> _RECORD LIST_:
========================================================================

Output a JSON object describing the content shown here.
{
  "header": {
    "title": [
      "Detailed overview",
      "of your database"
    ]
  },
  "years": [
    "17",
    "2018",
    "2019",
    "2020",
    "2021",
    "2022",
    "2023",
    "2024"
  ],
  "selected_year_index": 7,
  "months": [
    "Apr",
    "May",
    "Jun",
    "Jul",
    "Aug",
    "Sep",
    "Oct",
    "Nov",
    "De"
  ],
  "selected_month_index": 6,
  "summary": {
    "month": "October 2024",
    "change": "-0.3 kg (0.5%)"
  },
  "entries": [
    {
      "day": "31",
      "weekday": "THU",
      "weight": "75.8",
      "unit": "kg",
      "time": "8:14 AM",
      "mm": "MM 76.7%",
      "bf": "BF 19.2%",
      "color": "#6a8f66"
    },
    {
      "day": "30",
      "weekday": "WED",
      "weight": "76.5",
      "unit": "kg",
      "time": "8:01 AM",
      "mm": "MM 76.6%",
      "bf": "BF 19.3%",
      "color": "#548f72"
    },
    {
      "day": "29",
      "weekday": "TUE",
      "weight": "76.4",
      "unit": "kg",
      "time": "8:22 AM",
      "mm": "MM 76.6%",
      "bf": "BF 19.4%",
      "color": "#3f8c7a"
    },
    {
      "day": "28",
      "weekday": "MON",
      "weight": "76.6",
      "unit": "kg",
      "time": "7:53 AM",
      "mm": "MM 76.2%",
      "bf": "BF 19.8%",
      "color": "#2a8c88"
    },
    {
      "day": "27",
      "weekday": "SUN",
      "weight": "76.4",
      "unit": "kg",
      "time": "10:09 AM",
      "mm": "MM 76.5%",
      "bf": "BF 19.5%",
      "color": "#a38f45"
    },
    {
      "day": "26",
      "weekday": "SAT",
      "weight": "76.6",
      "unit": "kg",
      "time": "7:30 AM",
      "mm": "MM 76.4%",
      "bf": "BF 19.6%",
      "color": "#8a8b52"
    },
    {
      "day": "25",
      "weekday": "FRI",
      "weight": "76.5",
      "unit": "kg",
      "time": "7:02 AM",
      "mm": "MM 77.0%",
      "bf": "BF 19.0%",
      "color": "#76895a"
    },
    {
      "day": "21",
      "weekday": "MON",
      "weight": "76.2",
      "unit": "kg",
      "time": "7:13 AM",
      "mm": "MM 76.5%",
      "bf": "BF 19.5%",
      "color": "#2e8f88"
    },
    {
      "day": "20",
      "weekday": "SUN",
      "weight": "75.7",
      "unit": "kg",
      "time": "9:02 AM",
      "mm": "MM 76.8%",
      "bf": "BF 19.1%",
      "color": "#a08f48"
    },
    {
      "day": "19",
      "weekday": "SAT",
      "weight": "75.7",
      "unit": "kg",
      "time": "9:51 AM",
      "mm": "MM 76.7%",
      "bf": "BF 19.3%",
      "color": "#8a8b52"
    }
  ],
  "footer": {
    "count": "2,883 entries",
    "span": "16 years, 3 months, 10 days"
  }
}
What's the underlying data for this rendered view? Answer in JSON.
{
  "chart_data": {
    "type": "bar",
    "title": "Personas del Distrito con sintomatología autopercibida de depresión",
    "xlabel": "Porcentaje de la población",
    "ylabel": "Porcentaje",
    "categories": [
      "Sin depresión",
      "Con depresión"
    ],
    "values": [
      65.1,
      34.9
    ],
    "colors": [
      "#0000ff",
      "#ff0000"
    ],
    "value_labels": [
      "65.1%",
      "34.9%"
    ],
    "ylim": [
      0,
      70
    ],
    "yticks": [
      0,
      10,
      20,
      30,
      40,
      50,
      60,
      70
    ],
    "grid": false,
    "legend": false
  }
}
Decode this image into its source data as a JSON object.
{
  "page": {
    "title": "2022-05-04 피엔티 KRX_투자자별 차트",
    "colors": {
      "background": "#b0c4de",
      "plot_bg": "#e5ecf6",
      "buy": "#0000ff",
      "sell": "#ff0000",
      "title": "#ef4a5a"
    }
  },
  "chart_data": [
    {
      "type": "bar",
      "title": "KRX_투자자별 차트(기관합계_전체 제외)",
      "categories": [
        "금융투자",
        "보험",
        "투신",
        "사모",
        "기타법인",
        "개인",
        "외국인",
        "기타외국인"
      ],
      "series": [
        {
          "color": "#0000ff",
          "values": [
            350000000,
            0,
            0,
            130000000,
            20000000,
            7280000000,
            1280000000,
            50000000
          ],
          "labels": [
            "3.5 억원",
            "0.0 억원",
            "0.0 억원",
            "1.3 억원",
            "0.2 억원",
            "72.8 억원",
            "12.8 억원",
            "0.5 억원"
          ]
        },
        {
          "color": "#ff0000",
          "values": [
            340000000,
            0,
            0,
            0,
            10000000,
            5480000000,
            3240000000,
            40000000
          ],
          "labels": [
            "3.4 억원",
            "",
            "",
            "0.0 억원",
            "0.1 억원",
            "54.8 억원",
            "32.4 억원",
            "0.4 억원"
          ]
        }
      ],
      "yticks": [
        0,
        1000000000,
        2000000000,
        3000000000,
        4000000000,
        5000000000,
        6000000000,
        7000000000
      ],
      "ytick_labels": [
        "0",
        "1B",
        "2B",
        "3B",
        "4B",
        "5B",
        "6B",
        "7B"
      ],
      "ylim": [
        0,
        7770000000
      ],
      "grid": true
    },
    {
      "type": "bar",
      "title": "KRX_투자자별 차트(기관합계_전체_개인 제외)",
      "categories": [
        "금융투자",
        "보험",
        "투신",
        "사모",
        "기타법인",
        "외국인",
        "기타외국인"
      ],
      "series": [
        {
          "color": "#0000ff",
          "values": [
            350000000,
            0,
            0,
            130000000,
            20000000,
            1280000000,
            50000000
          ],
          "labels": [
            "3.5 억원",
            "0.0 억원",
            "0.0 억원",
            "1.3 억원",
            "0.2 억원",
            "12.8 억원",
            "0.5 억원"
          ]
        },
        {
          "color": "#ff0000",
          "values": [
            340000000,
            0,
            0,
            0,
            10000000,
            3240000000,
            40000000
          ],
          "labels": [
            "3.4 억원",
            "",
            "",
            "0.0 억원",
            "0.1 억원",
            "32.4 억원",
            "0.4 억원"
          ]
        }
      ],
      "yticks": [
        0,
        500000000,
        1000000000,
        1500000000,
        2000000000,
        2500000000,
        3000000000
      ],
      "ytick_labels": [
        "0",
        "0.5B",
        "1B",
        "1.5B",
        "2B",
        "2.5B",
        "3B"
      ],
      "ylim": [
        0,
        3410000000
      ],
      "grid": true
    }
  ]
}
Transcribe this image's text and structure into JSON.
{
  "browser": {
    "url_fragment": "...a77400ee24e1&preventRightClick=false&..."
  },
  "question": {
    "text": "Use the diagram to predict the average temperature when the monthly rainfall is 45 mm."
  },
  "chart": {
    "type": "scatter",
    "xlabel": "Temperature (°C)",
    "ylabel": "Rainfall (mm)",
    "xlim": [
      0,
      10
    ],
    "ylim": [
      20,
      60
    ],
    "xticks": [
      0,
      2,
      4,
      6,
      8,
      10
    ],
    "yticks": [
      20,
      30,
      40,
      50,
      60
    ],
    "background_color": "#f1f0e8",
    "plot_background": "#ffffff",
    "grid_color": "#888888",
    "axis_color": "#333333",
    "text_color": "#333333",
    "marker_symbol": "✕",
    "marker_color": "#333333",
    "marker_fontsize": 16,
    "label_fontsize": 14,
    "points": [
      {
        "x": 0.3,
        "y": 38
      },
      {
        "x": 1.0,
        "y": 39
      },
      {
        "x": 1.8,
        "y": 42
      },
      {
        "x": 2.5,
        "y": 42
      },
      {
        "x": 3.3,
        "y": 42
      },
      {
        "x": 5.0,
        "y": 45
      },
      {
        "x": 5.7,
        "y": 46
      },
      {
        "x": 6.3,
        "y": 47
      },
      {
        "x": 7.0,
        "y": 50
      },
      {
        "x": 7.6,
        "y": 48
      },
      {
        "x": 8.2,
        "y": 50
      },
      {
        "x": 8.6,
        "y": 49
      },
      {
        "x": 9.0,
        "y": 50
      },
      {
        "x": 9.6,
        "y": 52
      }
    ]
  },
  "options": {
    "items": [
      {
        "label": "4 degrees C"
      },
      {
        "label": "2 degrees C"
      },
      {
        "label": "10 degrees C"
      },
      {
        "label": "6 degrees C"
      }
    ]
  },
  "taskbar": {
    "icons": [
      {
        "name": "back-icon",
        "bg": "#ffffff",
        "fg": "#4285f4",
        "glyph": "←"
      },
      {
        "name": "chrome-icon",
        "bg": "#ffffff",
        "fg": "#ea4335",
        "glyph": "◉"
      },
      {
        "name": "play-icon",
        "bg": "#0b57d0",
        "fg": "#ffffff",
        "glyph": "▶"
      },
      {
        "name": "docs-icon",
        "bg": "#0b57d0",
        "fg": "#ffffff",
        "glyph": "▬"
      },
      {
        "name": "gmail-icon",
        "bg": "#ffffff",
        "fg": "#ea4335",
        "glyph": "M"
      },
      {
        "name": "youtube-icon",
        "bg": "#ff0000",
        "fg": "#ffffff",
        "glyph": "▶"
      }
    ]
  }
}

========================================================================

> _WORK TO DO_: Find all the lines containing "this" in the material, then copy them.

> _THE ANSWER_:
What's the underlying data for this rendered view? Answer in JSON.
Decode this image into its source data as a JSON object.
Transcribe this image's text and structure into JSON.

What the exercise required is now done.